**DESCRIPTION OF THE TASK:**
Transcribe all the records with complete accuracy.

Dataset records:
□ □ □

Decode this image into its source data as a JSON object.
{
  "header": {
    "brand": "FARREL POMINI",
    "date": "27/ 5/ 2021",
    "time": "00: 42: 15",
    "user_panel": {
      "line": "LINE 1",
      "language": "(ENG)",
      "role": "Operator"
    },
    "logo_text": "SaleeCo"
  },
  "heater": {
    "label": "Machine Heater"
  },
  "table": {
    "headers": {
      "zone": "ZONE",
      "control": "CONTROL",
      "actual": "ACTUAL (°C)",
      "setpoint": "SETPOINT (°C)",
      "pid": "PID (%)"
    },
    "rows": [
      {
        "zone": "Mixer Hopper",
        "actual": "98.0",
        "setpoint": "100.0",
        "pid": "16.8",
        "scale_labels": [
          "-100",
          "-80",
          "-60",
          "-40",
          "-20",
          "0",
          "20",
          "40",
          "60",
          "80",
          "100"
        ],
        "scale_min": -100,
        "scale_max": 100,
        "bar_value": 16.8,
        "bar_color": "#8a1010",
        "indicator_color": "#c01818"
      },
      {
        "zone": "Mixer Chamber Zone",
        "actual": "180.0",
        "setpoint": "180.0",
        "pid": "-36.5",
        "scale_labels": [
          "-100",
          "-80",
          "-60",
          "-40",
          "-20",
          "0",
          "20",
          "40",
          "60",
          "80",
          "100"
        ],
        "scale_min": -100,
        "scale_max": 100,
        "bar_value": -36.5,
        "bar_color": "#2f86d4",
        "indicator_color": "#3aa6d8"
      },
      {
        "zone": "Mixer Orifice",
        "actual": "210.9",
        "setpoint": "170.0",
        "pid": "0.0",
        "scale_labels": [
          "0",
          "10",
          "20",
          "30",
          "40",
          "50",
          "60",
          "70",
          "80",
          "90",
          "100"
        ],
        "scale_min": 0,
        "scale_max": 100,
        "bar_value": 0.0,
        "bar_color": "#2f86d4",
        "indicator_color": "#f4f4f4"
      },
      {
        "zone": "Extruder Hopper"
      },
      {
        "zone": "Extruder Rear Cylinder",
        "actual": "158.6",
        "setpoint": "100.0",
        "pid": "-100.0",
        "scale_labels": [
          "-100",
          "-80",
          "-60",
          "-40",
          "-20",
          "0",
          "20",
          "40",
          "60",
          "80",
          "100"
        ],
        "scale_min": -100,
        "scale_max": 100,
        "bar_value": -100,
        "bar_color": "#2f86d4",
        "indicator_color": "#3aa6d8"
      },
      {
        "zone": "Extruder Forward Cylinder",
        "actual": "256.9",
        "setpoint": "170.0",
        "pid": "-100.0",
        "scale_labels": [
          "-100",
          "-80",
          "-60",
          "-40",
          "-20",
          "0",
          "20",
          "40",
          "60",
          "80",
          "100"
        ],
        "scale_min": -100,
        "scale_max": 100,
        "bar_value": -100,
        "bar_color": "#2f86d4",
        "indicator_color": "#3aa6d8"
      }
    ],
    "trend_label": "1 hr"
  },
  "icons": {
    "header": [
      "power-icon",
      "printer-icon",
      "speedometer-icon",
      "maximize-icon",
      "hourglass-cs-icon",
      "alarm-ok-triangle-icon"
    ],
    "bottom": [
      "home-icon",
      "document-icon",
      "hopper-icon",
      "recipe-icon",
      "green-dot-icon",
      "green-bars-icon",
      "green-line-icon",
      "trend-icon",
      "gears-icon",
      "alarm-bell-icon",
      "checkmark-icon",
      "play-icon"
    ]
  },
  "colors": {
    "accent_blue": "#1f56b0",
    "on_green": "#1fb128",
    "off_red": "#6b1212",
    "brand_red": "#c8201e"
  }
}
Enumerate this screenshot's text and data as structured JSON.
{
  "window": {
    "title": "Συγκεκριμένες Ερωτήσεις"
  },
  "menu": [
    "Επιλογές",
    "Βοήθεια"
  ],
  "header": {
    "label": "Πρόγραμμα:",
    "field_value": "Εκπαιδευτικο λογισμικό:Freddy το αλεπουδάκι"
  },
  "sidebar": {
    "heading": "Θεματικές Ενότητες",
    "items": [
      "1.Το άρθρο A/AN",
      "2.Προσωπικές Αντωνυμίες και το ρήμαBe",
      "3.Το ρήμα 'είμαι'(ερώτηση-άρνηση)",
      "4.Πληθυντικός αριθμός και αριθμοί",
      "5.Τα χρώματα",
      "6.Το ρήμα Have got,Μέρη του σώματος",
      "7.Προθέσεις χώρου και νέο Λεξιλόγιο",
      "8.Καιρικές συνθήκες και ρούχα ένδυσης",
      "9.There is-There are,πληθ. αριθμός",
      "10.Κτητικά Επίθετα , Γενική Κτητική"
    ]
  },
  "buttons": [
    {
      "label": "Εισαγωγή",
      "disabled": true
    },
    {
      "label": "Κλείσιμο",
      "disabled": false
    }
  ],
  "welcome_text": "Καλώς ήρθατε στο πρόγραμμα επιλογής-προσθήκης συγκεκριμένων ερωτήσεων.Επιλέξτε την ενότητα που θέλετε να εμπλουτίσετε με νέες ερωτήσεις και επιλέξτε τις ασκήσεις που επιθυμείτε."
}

□ □ □

**EXERCISE RESPONSE:**
Decode this image into its source data as a JSON object.
{
  "header": {
    "brand": "FARREL POMINI",
    "date": "27/ 5/ 2021",
    "time": "00: 42: 15",
    "user_panel": {
      "line": "LINE 1",
      "language": "(ENG)",
      "role": "Operator"
    },
    "logo_text": "SaleeCo"
  },
  "heater": {
    "label": "Machine Heater"
  },
  "table": {
    "headers": {
      "zone": "ZONE",
      "control": "CONTROL",
      "actual": "ACTUAL (°C)",
      "setpoint": "SETPOINT (°C)",
      "pid": "PID (%)"
    },
    "rows": [
      {
        "zone": "Mixer Hopper",
        "actual": "98.0",
        "setpoint": "100.0",
        "pid": "16.8",
        "scale_labels": [
          "-100",
          "-80",
          "-60",
          "-40",
          "-20",
          "0",
          "20",
          "40",
          "60",
          "80",
          "100"
        ],
        "scale_min": -100,
        "scale_max": 100,
        "bar_value": 16.8,
        "bar_color": "#8a1010",
        "indicator_color": "#c01818"
      },
      {
        "zone": "Mixer Chamber Zone",
        "actual": "180.0",
        "setpoint": "180.0",
        "pid": "-36.5",
        "scale_labels": [
          "-100",
          "-80",
          "-60",
          "-40",
          "-20",
          "0",
          "20",
          "40",
          "60",
          "80",
          "100"
        ],
        "scale_min": -100,
        "scale_max": 100,
        "bar_value": -36.5,
        "bar_color": "#2f86d4",
        "indicator_color": "#3aa6d8"
      },
      {
        "zone": "Mixer Orifice",
        "actual": "210.9",
        "setpoint": "170.0",
        "pid": "0.0",
        "scale_labels": [
          "0",
          "10",
          "20",
          "30",
          "40",
          "50",
          "60",
          "70",
          "80",
          "90",
          "100"
        ],
        "scale_min": 0,
        "scale_max": 100,
        "bar_value": 0.0,
        "bar_color": "#2f86d4",
        "indicator_color": "#f4f4f4"
      },
      {
        "zone": "Extruder Hopper"
      },
      {
        "zone": "Extruder Rear Cylinder",
        "actual": "158.6",
        "setpoint": "100.0",
        "pid": "-100.0",
        "scale_labels": [
          "-100",
          "-80",
          "-60",
          "-40",
          "-20",
          "0",
          "20",
          "40",
          "60",
          "80",
          "100"
        ],
        "scale_min": -100,
        "scale_max": 100,
        "bar_value": -100,
        "bar_color": "#2f86d4",
        "indicator_color": "#3aa6d8"
      },
      {
        "zone": "Extruder Forward Cylinder",
        "actual": "256.9",
        "setpoint": "170.0",
        "pid": "-100.0",
        "scale_labels": [
          "-100",
          "-80",
          "-60",
          "-40",
          "-20",
          "0",
          "20",
          "40",
          "60",
          "80",
          "100"
        ],
        "scale_min": -100,
        "scale_max": 100,
        "bar_value": -100,
        "bar_color": "#2f86d4",
        "indicator_color": "#3aa6d8"
      }
    ],
    "trend_label": "1 hr"
  },
  "icons": {
    "header": [
      "power-icon",
      "printer-icon",
      "speedometer-icon",
      "maximize-icon",
      "hourglass-cs-icon",
      "alarm-ok-triangle-icon"
    ],
    "bottom": [
      "home-icon",
      "document-icon",
      "hopper-icon",
      "recipe-icon",
      "green-dot-icon",
      "green-bars-icon",
      "green-line-icon",
      "trend-icon",
      "gears-icon",
      "alarm-bell-icon",
      "checkmark-icon",
      "play-icon"
    ]
  },
  "colors": {
    "accent_blue": "#1f56b0",
    "on_green": "#1fb128",
    "off_red": "#6b1212",
    "brand_red": "#c8201e"
  }
}
Enumerate this screenshot's text and data as structured JSON.
{
  "window": {
    "title": "Συγκεκριμένες Ερωτήσεις"
  },
  "menu": [
    "Επιλογές",
    "Βοήθεια"
  ],
  "header": {
    "label": "Πρόγραμμα:",
    "field_value": "Εκπαιδευτικο λογισμικό:Freddy το αλεπουδάκι"
  },
  "sidebar": {
    "heading": "Θεματικές Ενότητες",
    "items": [
      "1.Το άρθρο A/AN",
      "2.Προσωπικές Αντωνυμίες και το ρήμαBe",
      "3.Το ρήμα 'είμαι'(ερώτηση-άρνηση)",
      "4.Πληθυντικός αριθμός και αριθμοί",
      "5.Τα χρώματα",
      "6.Το ρήμα Have got,Μέρη του σώματος",
      "7.Προθέσεις χώρου και νέο Λεξιλόγιο",
      "8.Καιρικές συνθήκες και ρούχα ένδυσης",
      "9.There is-There are,πληθ. αριθμός",
      "10.Κτητικά Επίθετα , Γενική Κτητική"
    ]
  },
  "buttons": [
    {
      "label": "Εισαγωγή",
      "disabled": true
    },
    {
      "label": "Κλείσιμο",
      "disabled": false
    }
  ],
  "welcome_text": "Καλώς ήρθατε στο πρόγραμμα επιλογής-προσθήκης συγκεκριμένων ερωτήσεων.Επιλέξτε την ενότητα που θέλετε να εμπλουτίσετε με νέες ερωτήσεις και επιλέξτε τις ασκήσεις που επιθυμείτε."
}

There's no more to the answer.